((

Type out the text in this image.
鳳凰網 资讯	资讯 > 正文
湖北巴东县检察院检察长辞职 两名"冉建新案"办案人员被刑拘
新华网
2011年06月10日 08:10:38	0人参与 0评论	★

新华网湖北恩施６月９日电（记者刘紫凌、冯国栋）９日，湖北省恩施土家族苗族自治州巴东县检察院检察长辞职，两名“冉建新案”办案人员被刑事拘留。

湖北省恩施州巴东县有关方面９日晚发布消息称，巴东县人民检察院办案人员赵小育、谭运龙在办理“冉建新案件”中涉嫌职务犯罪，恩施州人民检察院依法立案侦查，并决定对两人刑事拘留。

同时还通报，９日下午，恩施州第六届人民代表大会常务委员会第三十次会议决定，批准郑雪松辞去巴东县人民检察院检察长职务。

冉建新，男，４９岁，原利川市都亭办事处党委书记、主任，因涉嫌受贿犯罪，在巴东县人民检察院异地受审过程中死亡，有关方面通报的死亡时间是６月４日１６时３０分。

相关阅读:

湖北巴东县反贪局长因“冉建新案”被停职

))

TASK PROMPT:
Return all of the data word for word.

EXERCISE ANSWER:
Type out the text in this image.
鳳凰網 资讯	资讯 > 正文
湖北巴东县检察院检察长辞职 两名"冉建新案"办案人员被刑拘
新华网
2011年06月10日 08:10:38	0人参与 0评论	★

新华网湖北恩施６月９日电（记者刘紫凌、冯国栋）９日，湖北省恩施土家族苗族自治州巴东县检察院检察长辞职，两名“冉建新案”办案人员被刑事拘留。

湖北省恩施州巴东县有关方面９日晚发布消息称，巴东县人民检察院办案人员赵小育、谭运龙在办理“冉建新案件”中涉嫌职务犯罪，恩施州人民检察院依法立案侦查，并决定对两人刑事拘留。

同时还通报，９日下午，恩施州第六届人民代表大会常务委员会第三十次会议决定，批准郑雪松辞去巴东县人民检察院检察长职务。

冉建新，男，４９岁，原利川市都亭办事处党委书记、主任，因涉嫌受贿犯罪，在巴东县人民检察院异地受审过程中死亡，有关方面通报的死亡时间是６月４日１６时３０分。

相关阅读:

湖北巴东县反贪局长因“冉建新案”被停职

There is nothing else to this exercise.